__SHORT PROBLEM 1__. Duplicate this part of the post word for word, starting with "I would like" and going on through "in the 90s.".

__TEXT SEGMENT__.
[-empyre-] an 'ethico-aesthetic paradigm' - in France and Argentina

Timothy Murray tcm1 at cornell.edu
Mon May 12 23:41:43 EST 2008

Brian wrote, "The question was how to break out of this slick, 
sophisticated conformism, to touch something real in this life? In 
the mid-1990s I was struggling with the economics of globalization 
and demonstrating with artists out in the streets. To be an activist 
then was not fashionable in any way, it was considered totally 
retrograde in artistic circles."

Hi, everyone.  This is a fantastic month of discussion and I'm sorry 
that travels and end of semester business have kept me from being 
more active.

I would like to return briefly to Brian's comments which helped frame 
Aliette's long and thoughtful post.  In sharing her suspicion of a 
new avant-gardist utopia whose conceptual thinking and artistic 
practice might propel us ahead of the thoughtlessness of the past, 
I'm wondering whether we might not wish to continue to dialogue with 
the conceptual and artistic activism that electrified the screens of 
the emergent internet and alternative gallery spaces in the 90s.

__DATA PROVIDED__.

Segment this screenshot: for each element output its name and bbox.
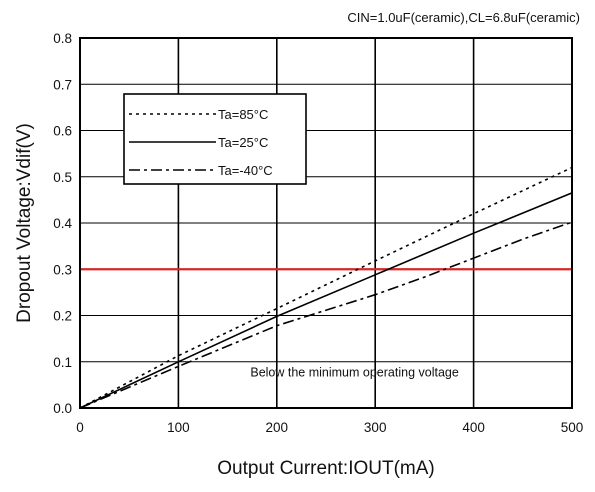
y-tick-label: 0.6	[53, 124, 72, 139]
series-line-0	[79, 166, 573, 409]
y-tick-label: 0.2	[53, 309, 72, 324]
x-tick-label: 100	[167, 420, 190, 435]
legend-label-1: Ta=25°C	[218, 135, 268, 150]
y-tick-label: 0.5	[53, 170, 72, 185]
legend: Ta=85°C Ta=25°C Ta=-40°C	[123, 93, 307, 185]
y-tick-label: 0.3	[53, 262, 72, 277]
series-line-2	[79, 221, 573, 409]
chart-subtitle: CIN=1.0uF(ceramic),CL=6.8uF(ceramic)	[347, 10, 580, 25]
y-axis-label: Dropout Voltage:Vdif(V)	[14, 123, 35, 323]
x-tick-label: 300	[364, 420, 387, 435]
legend-box	[123, 93, 307, 185]
x-tick-label: 0	[76, 420, 84, 435]
y-tick-label: 0.0	[53, 401, 72, 416]
tick-labels: 0 100 200 300 400 500 0.0 0.1 0.2 0.3 0.4 0.5 0.6 0.7…	[53, 31, 583, 435]
plot-frame	[79, 37, 573, 409]
y-tick-label: 0.7	[53, 77, 72, 92]
y-tick-label: 0.8	[53, 31, 72, 46]
legend-label-2: Ta=-40°C	[218, 163, 273, 178]
x-tick-label: 500	[561, 420, 584, 435]
series-group	[79, 166, 573, 409]
legend-label-0: Ta=85°C	[218, 107, 268, 122]
annotation-label: Below the minimum operating voltage	[250, 365, 458, 379]
x-tick-label: 400	[462, 420, 485, 435]
y-tick-label: 0.1	[53, 355, 72, 370]
series-line-1	[79, 192, 573, 409]
x-axis-label: Output Current:IOUT(mA)	[217, 458, 435, 479]
x-tick-label: 200	[266, 420, 289, 435]
y-tick-label: 0.4	[53, 216, 72, 231]
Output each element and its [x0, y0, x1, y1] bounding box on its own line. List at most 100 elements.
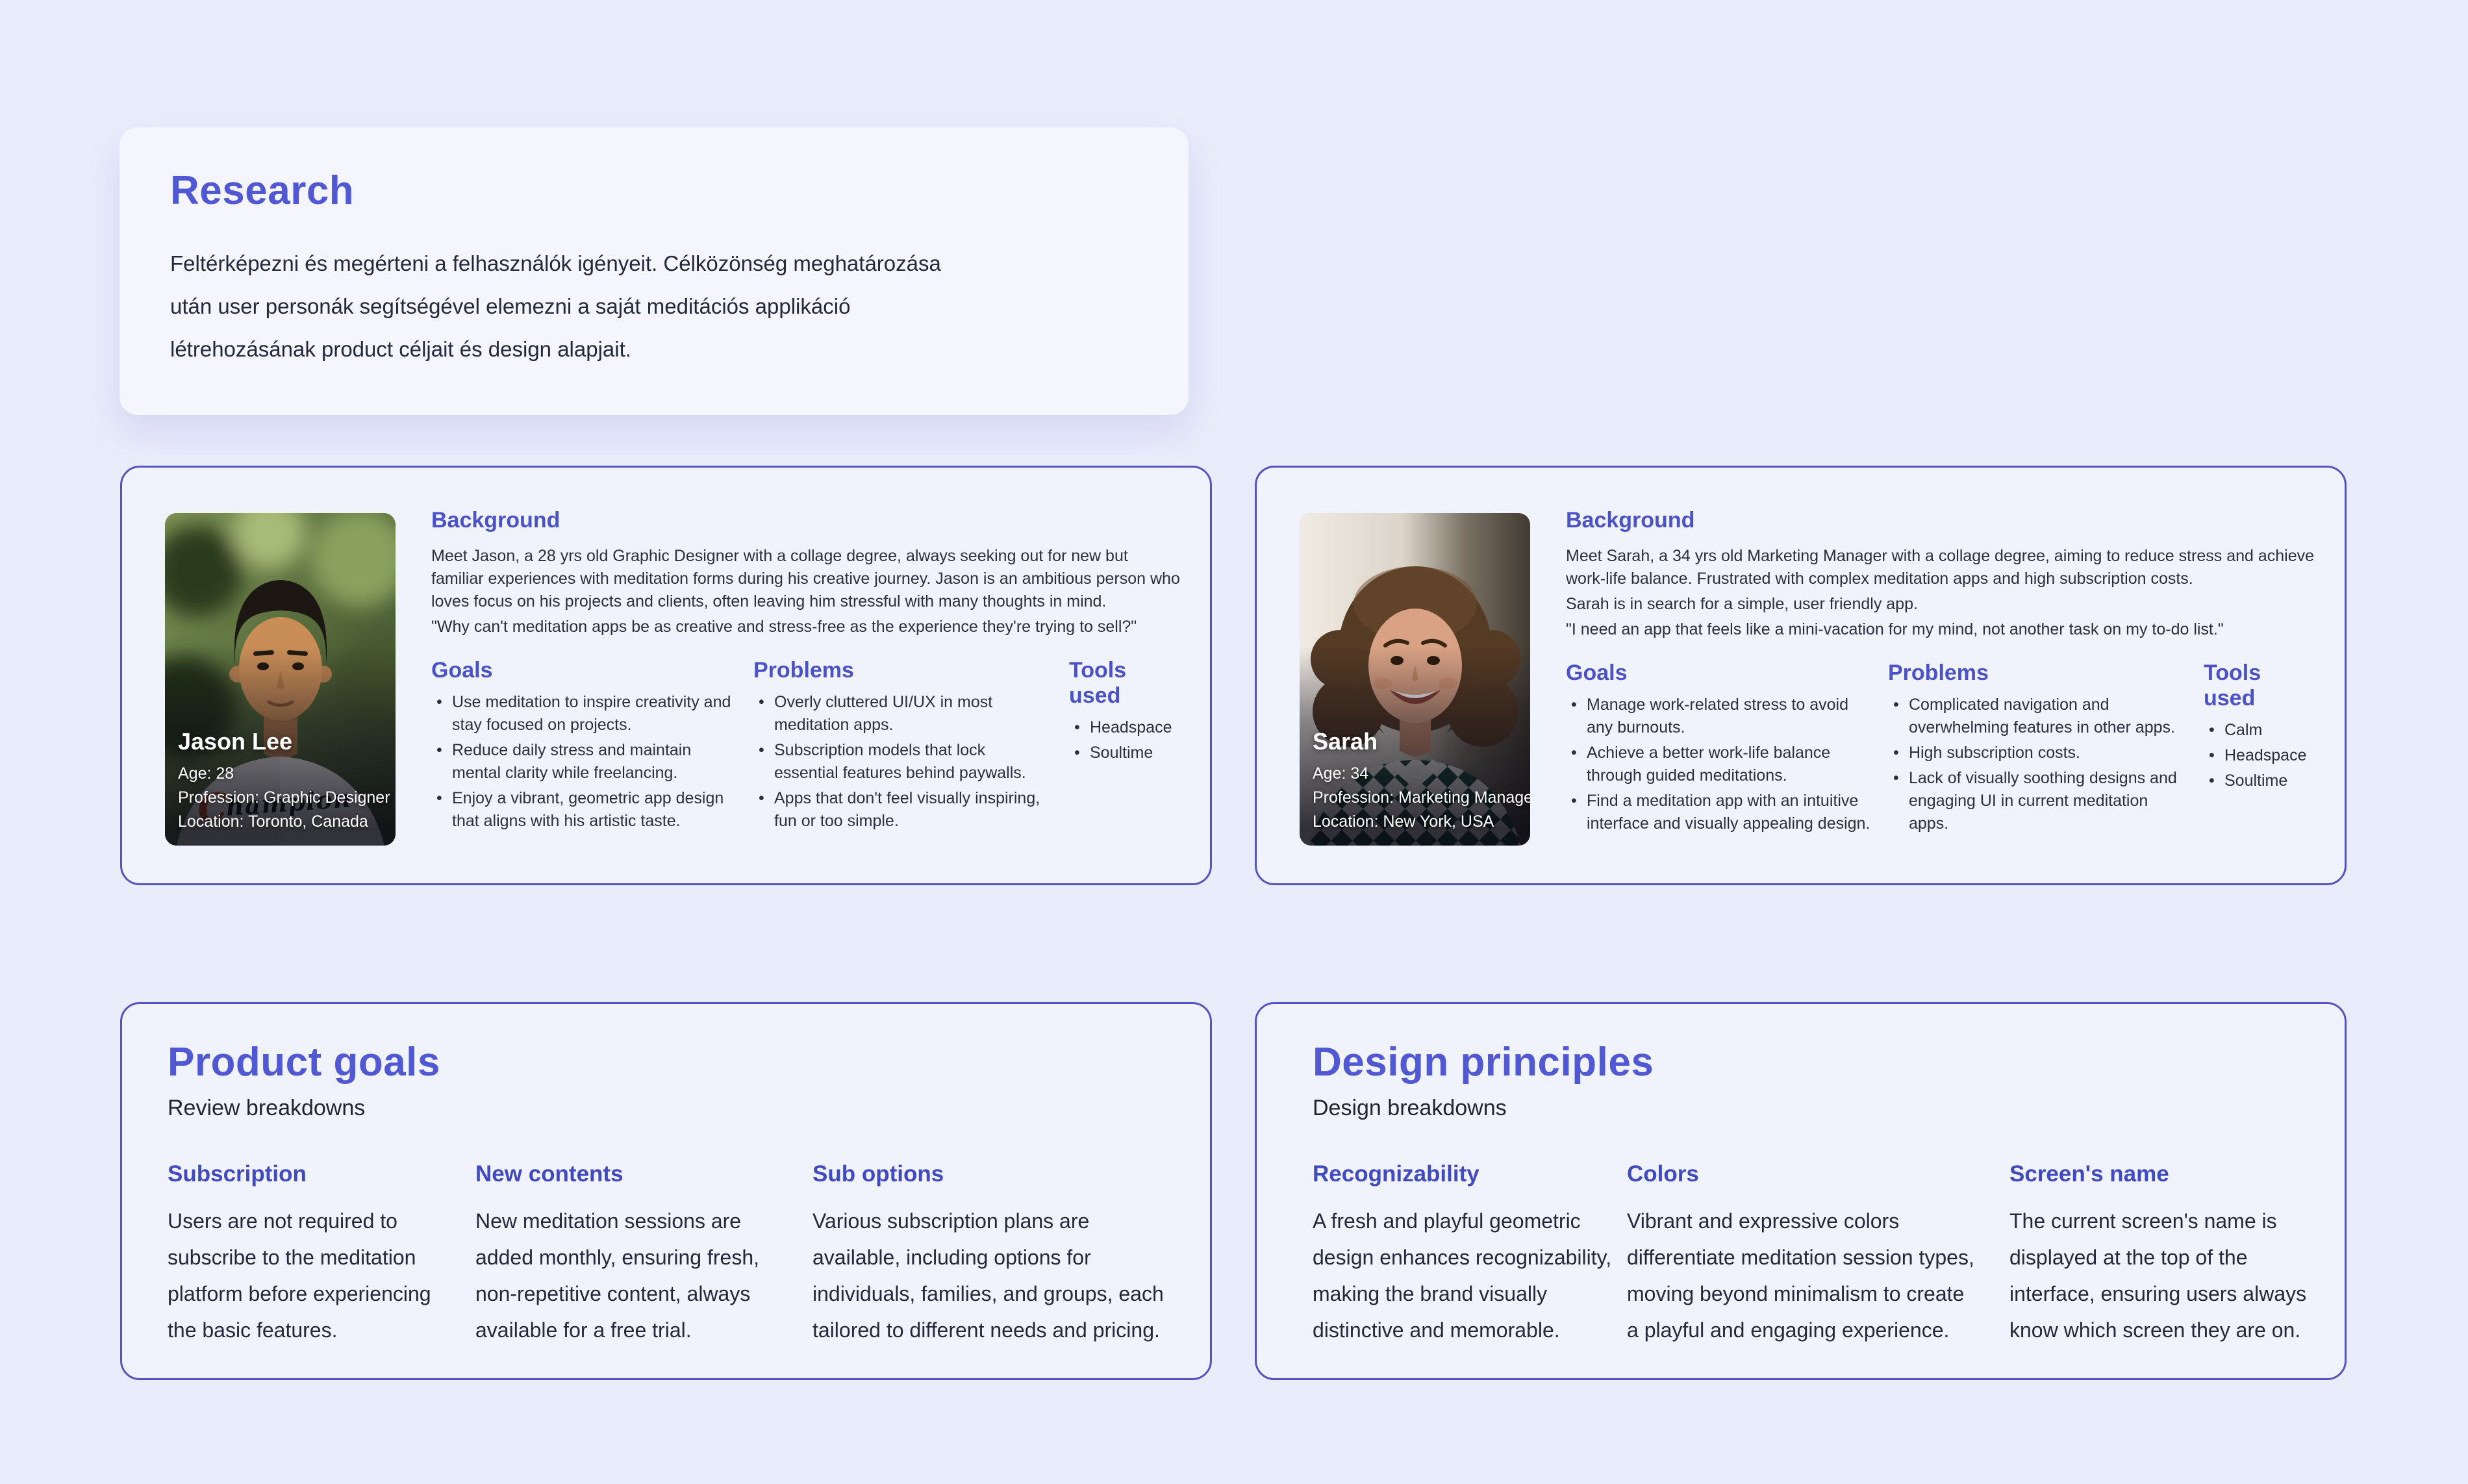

__SHORT PROBLEM 2__. In the entries, format the lines as a Markdown table, starting with the line with "124, 72, 139]" and going on through the line with "221, 573, 409]", skipping any blank lines. Use two columns, Row and Content, giving each line a row number.

__TASK RESPONSE 1__.
I would like to return briefly to Brian's comments which helped frame 
Aliette's long and thoughtful post.  In sharing her suspicion of a 
new avant-gardist utopia whose conceptual thinking and artistic 
practice might propel us ahead of the thoughtlessness of the past, 
I'm wondering whether we might not wish to continue to dialogue with 
the conceptual and artistic activism that electrified the screens of 
the emergent internet and alternative gallery spaces in the 90s.

__TASK RESPONSE 2__.
| Row | Content |
|---|---|
| 1 | y-tick-label: 0.6	[53, 124, 72, 139] |
| 2 | series-line-0	[79, 166, 573, 409] |
| 3 | y-tick-label: 0.2	[53, 309, 72, 324] |
| 4 | x-tick-label: 100	[167, 420, 190, 435] |
| 5 | legend-label-1: Ta=25°C	[218, 135, 268, 150] |
| 6 | y-tick-label: 0.5	[53, 170, 72, 185] |
| 7 | legend: Ta=85°C Ta=25°C Ta=-40°C	[123, 93, 307, 185] |
| 8 | y-tick-label: 0.3	[53, 262, 72, 277] |
| 9 | series-line-2	[79, 221, 573, 409] |